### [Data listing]
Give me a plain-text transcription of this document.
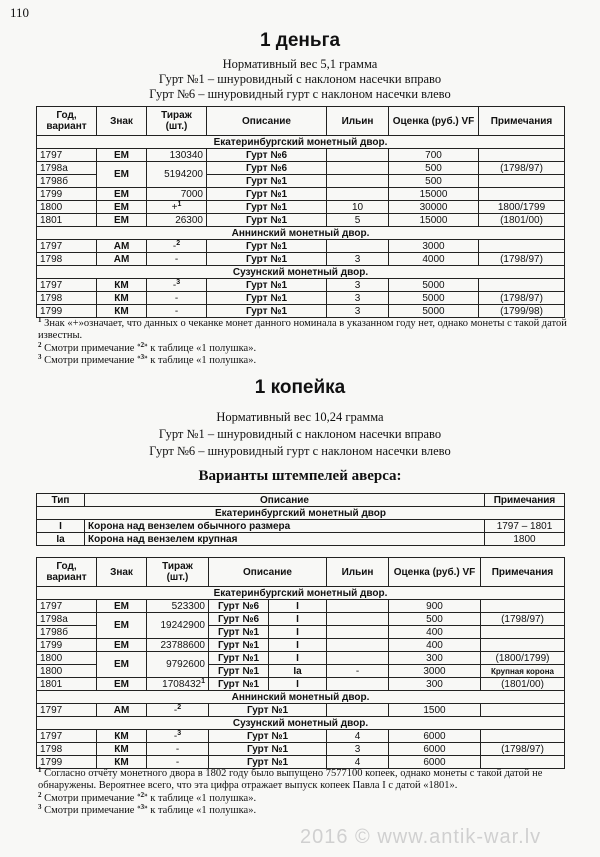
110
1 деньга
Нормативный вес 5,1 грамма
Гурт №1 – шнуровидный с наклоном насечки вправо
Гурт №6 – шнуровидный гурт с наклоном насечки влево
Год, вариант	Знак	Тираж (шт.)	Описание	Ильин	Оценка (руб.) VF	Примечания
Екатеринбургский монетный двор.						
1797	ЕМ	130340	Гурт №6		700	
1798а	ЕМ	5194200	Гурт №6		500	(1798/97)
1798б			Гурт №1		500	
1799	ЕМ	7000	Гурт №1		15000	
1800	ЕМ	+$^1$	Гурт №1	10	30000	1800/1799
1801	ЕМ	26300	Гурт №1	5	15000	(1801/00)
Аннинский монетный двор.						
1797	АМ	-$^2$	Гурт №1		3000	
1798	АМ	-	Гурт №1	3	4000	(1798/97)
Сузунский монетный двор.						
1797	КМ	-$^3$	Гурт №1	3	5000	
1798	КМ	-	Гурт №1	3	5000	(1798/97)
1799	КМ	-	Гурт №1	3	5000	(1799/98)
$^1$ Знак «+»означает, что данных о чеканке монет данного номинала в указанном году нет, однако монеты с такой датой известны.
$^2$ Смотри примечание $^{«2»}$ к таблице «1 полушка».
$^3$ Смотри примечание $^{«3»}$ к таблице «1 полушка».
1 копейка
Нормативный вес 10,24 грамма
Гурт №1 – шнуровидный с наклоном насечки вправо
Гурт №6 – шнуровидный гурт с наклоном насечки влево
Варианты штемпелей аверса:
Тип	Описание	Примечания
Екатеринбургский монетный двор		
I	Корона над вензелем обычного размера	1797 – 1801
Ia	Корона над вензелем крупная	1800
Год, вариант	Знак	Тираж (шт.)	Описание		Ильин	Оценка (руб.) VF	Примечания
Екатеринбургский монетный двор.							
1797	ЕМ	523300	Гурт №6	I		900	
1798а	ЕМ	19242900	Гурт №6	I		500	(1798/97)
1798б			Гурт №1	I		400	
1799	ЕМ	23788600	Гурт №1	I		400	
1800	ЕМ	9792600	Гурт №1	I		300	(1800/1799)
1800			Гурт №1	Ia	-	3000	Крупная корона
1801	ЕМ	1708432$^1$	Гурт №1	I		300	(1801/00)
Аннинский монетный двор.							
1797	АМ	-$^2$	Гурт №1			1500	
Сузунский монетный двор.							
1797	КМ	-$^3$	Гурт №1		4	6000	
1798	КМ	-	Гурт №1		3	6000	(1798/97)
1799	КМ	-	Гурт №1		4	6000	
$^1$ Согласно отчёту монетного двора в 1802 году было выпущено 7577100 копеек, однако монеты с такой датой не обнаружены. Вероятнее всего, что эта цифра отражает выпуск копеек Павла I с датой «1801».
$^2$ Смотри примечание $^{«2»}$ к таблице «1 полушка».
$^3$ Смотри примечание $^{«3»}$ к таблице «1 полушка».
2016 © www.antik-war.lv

### [Work instructions]
Show all lines from the data above in which the word "Описание" appears.

### [Complete response]
Год, вариант	Знак	Тираж (шт.)	Описание	Ильин	Оценка (руб.) VF	Примечания
Тип	Описание	Примечания
Год, вариант	Знак	Тираж (шт.)	Описание		Ильин	Оценка (руб.) VF	Примечания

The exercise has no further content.